→ **What is asked**
Repeat everything in the material exactly.

→ **Provided records**
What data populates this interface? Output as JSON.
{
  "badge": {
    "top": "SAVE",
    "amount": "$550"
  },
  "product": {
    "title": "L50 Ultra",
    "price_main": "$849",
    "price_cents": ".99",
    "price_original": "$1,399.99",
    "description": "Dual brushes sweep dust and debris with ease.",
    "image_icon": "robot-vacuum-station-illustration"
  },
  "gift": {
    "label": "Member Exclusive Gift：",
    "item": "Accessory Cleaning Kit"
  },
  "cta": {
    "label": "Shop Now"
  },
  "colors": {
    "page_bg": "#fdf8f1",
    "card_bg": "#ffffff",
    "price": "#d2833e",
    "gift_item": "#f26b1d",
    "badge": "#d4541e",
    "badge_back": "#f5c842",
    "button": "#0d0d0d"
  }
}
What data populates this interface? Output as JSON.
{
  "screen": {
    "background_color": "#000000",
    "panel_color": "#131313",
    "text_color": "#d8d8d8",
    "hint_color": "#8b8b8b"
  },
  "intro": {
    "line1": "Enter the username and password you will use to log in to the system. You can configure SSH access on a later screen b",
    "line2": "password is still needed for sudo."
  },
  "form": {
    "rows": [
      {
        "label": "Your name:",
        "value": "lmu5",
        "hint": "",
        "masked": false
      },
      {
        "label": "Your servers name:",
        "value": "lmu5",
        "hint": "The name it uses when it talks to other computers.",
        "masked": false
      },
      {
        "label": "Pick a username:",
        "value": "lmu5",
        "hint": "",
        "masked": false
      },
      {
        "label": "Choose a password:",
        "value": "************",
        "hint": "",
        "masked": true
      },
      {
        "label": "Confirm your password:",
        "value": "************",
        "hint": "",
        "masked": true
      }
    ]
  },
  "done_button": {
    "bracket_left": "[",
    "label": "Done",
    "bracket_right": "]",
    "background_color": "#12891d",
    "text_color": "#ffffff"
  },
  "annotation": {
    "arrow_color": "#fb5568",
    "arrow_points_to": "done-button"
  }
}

→ **Answer**
What data populates this interface? Output as JSON.
{
  "badge": {
    "top": "SAVE",
    "amount": "$550"
  },
  "product": {
    "title": "L50 Ultra",
    "price_main": "$849",
    "price_cents": ".99",
    "price_original": "$1,399.99",
    "description": "Dual brushes sweep dust and debris with ease.",
    "image_icon": "robot-vacuum-station-illustration"
  },
  "gift": {
    "label": "Member Exclusive Gift：",
    "item": "Accessory Cleaning Kit"
  },
  "cta": {
    "label": "Shop Now"
  },
  "colors": {
    "page_bg": "#fdf8f1",
    "card_bg": "#ffffff",
    "price": "#d2833e",
    "gift_item": "#f26b1d",
    "badge": "#d4541e",
    "badge_back": "#f5c842",
    "button": "#0d0d0d"
  }
}
What data populates this interface? Output as JSON.
{
  "screen": {
    "background_color": "#000000",
    "panel_color": "#131313",
    "text_color": "#d8d8d8",
    "hint_color": "#8b8b8b"
  },
  "intro": {
    "line1": "Enter the username and password you will use to log in to the system. You can configure SSH access on a later screen b",
    "line2": "password is still needed for sudo."
  },
  "form": {
    "rows": [
      {
        "label": "Your name:",
        "value": "lmu5",
        "hint": "",
        "masked": false
      },
      {
        "label": "Your servers name:",
        "value": "lmu5",
        "hint": "The name it uses when it talks to other computers.",
        "masked": false
      },
      {
        "label": "Pick a username:",
        "value": "lmu5",
        "hint": "",
        "masked": false
      },
      {
        "label": "Choose a password:",
        "value": "************",
        "hint": "",
        "masked": true
      },
      {
        "label": "Confirm your password:",
        "value": "************",
        "hint": "",
        "masked": true
      }
    ]
  },
  "done_button": {
    "bracket_left": "[",
    "label": "Done",
    "bracket_right": "]",
    "background_color": "#12891d",
    "text_color": "#ffffff"
  },
  "annotation": {
    "arrow_color": "#fb5568",
    "arrow_points_to": "done-button"
  }
}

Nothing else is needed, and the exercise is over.